→ **EXTRACTED TEXT**:
start

As the old saying goes, we are judged by the company we keep. It’s still true. But today, we’re also judged by the content we share online — and this is great news for your personal brand. 

Everything you push into the digital space under your name helps others understand your brand. Each selfie you upload, blog post you write, or video you share impacts how others see you. And when you follow a thought leader or look for high-quality new research in your field, you’re also helping others understand your brand. LinkedIn even displays your interactions with other posts at the top of your profile under the Activity section.

With this in mind, heed the following tips when deciding which content deserves to be associated with your name. Ideally, all the content you curate should dovetail with the content you create, whether it’s an Instagram Reel or a gated e-book. Here are the 4 keys to getting the greatest benefits from curation:

1. Curate almost as often as you create.

A lot of thought leaders assume that they have to create fresh content all the time to bolster their brand on social media sites — but that’s not so. Research from Argyle Social shows that you’re 33% more likely to foster engagement (i.e., clicks) when you share or repost third-party content.

This doesn’t mean you shouldn’t take the time to create new content. The social world revolves around unique items, and it is important to make your mark with one-of-a-kind content. Still, aim for a 6040 split between your curated and created content for the best results.

Here’s how to balance this out: For every 3 pieces of original content you write and publish, make sure to also post 2 that originate from third-party sites or from people in your network. If you never curate, you may be seen as a self-promoter who only wants to tout their own ideas. Curation demonstrates that you’re part of the conversation. And of course, there’s a practical benefit; you won’t have to spend all your time making new pieces. In fact, doing nothing but creating content from scratch might undermine your success.

end

→ **EXERCISE TASK 1**: Which specific formats of content does the article on content curation and personal branding name as examples? List each one.
→ **EXERCISE TASK 2**: Extend the article on content curation and personal branding from its final sentence onward.

→ **PROVIDED MATERIAL**:
start

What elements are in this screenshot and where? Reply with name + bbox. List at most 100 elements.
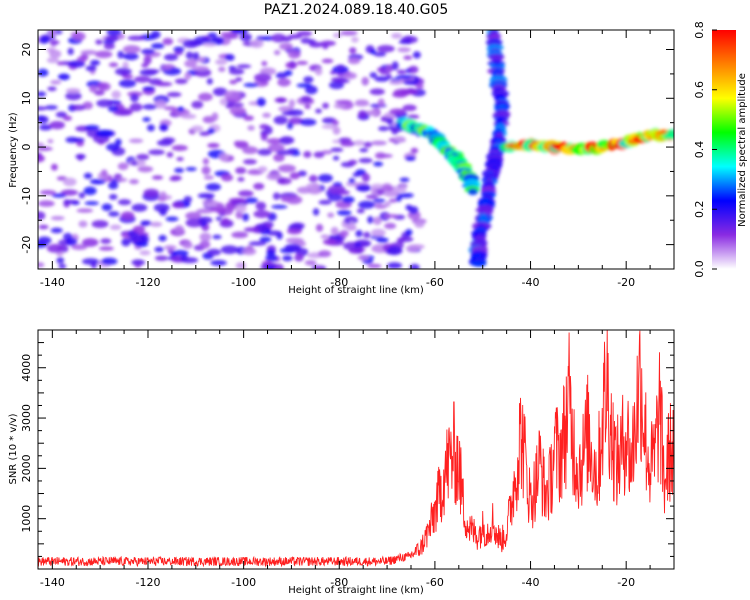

end

→ **EXPECTED ANSWER 1**:
- Selfies
- Blog posts
- Videos
- Instagram Reels
- Gated e-books

→ **EXPECTED ANSWER 2**:
2. Hit “pause” before hitting “share.”

If only the “share” button came with a disclaimer or a delay, unfortunate mistakes might not happen as often. Even more unfortunate? There is no “undo” button. Once you’ve shared something, you’ve attached your brand to the content and the creator of origin. Four out of 10 young adults have shared something on their social profiles they later wish they hadn’t. The odds for full-grown professionals probably aren’t much better. For this reason alone, it’s essential to take a breath before hitting “share.”

Many people have gotten into PR nightmares because they shared something without thinking first. Maybe they thought a controversial meme was hilarious and didn’t realize how hurtful it could be to others. Perhaps they read only the first half of an article and pushed it out to their followers before realizing that the last half is packed with half-truths from the rumor mill. And always consider the source. Take the time to check out the author’s digital footprint before sharing their work. Do their values align with your brand? Readers can be scathing when you make mistakes, and it takes time to rebuild trust within digital networks.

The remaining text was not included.